━━ THE INPUT ━━

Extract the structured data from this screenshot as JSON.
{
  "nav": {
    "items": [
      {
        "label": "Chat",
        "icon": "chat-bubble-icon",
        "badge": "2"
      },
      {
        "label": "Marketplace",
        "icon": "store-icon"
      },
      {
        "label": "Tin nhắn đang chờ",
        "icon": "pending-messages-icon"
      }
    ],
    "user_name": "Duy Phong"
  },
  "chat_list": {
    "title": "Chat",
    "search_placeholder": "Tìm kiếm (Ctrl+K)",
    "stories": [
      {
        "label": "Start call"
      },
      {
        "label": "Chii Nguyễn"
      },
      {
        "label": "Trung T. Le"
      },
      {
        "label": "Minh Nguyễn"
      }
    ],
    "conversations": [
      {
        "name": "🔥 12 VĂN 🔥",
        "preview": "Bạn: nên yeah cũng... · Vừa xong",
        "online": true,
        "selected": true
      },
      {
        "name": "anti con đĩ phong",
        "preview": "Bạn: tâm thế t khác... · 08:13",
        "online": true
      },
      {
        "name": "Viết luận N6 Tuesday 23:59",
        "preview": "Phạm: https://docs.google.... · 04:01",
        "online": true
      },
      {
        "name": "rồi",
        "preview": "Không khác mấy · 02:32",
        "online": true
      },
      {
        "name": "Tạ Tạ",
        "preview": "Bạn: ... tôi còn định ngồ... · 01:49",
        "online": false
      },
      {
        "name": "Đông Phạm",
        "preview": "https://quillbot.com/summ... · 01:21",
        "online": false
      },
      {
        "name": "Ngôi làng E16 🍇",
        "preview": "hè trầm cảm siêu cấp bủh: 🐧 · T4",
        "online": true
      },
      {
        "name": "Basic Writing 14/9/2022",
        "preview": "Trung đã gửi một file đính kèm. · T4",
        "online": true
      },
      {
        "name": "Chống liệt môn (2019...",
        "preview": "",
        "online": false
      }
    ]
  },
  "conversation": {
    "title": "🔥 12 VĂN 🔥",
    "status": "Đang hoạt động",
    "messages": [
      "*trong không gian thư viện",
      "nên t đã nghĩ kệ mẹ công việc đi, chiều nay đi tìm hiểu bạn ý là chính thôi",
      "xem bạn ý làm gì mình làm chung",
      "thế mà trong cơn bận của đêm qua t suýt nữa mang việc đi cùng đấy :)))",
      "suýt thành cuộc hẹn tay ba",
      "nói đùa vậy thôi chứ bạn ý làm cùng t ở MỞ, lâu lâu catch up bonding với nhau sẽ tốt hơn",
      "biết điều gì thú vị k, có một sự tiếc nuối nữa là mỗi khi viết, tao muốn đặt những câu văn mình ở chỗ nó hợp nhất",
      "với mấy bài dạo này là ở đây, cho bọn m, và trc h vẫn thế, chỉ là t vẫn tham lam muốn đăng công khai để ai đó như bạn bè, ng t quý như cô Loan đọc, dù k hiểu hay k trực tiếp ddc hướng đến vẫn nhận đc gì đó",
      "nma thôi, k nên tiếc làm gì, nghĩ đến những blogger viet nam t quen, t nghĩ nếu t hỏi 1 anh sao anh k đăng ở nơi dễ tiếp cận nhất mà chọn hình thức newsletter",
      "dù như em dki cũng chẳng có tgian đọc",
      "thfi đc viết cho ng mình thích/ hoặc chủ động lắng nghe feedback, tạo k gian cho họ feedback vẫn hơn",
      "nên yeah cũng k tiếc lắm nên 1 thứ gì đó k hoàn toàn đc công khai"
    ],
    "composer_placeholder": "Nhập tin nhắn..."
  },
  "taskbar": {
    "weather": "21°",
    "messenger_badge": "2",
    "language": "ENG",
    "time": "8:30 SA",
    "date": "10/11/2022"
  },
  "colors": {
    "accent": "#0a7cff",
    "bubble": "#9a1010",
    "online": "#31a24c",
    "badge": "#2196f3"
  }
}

━━━

### TASK REQUIREMENTS
Write out all the data again, exactly as it appears.

### SOLUTION FOR THIS PROBLEM
Extract the structured data from this screenshot as JSON.
{
  "nav": {
    "items": [
      {
        "label": "Chat",
        "icon": "chat-bubble-icon",
        "badge": "2"
      },
      {
        "label": "Marketplace",
        "icon": "store-icon"
      },
      {
        "label": "Tin nhắn đang chờ",
        "icon": "pending-messages-icon"
      }
    ],
    "user_name": "Duy Phong"
  },
  "chat_list": {
    "title": "Chat",
    "search_placeholder": "Tìm kiếm (Ctrl+K)",
    "stories": [
      {
        "label": "Start call"
      },
      {
        "label": "Chii Nguyễn"
      },
      {
        "label": "Trung T. Le"
      },
      {
        "label": "Minh Nguyễn"
      }
    ],
    "conversations": [
      {
        "name": "🔥 12 VĂN 🔥",
        "preview": "Bạn: nên yeah cũng... · Vừa xong",
        "online": true,
        "selected": true
      },
      {
        "name": "anti con đĩ phong",
        "preview": "Bạn: tâm thế t khác... · 08:13",
        "online": true
      },
      {
        "name": "Viết luận N6 Tuesday 23:59",
        "preview": "Phạm: https://docs.google.... · 04:01",
        "online": true
      },
      {
        "name": "rồi",
        "preview": "Không khác mấy · 02:32",
        "online": true
      },
      {
        "name": "Tạ Tạ",
        "preview": "Bạn: ... tôi còn định ngồ... · 01:49",
        "online": false
      },
      {
        "name": "Đông Phạm",
        "preview": "https://quillbot.com/summ... · 01:21",
        "online": false
      },
      {
        "name": "Ngôi làng E16 🍇",
        "preview": "hè trầm cảm siêu cấp bủh: 🐧 · T4",
        "online": true
      },
      {
        "name": "Basic Writing 14/9/2022",
        "preview": "Trung đã gửi một file đính kèm. · T4",
        "online": true
      },
      {
        "name": "Chống liệt môn (2019...",
        "preview": "",
        "online": false
      }
    ]
  },
  "conversation": {
    "title": "🔥 12 VĂN 🔥",
    "status": "Đang hoạt động",
    "messages": [
      "*trong không gian thư viện",
      "nên t đã nghĩ kệ mẹ công việc đi, chiều nay đi tìm hiểu bạn ý là chính thôi",
      "xem bạn ý làm gì mình làm chung",
      "thế mà trong cơn bận của đêm qua t suýt nữa mang việc đi cùng đấy :)))",
      "suýt thành cuộc hẹn tay ba",
      "nói đùa vậy thôi chứ bạn ý làm cùng t ở MỞ, lâu lâu catch up bonding với nhau sẽ tốt hơn",
      "biết điều gì thú vị k, có một sự tiếc nuối nữa là mỗi khi viết, tao muốn đặt những câu văn mình ở chỗ nó hợp nhất",
      "với mấy bài dạo này là ở đây, cho bọn m, và trc h vẫn thế, chỉ là t vẫn tham lam muốn đăng công khai để ai đó như bạn bè, ng t quý như cô Loan đọc, dù k hiểu hay k trực tiếp ddc hướng đến vẫn nhận đc gì đó",
      "nma thôi, k nên tiếc làm gì, nghĩ đến những blogger viet nam t quen, t nghĩ nếu t hỏi 1 anh sao anh k đăng ở nơi dễ tiếp cận nhất mà chọn hình thức newsletter",
      "dù như em dki cũng chẳng có tgian đọc",
      "thfi đc viết cho ng mình thích/ hoặc chủ động lắng nghe feedback, tạo k gian cho họ feedback vẫn hơn",
      "nên yeah cũng k tiếc lắm nên 1 thứ gì đó k hoàn toàn đc công khai"
    ],
    "composer_placeholder": "Nhập tin nhắn..."
  },
  "taskbar": {
    "weather": "21°",
    "messenger_badge": "2",
    "language": "ENG",
    "time": "8:30 SA",
    "date": "10/11/2022"
  },
  "colors": {
    "accent": "#0a7cff",
    "bubble": "#9a1010",
    "online": "#31a24c",
    "badge": "#2196f3"
  }
}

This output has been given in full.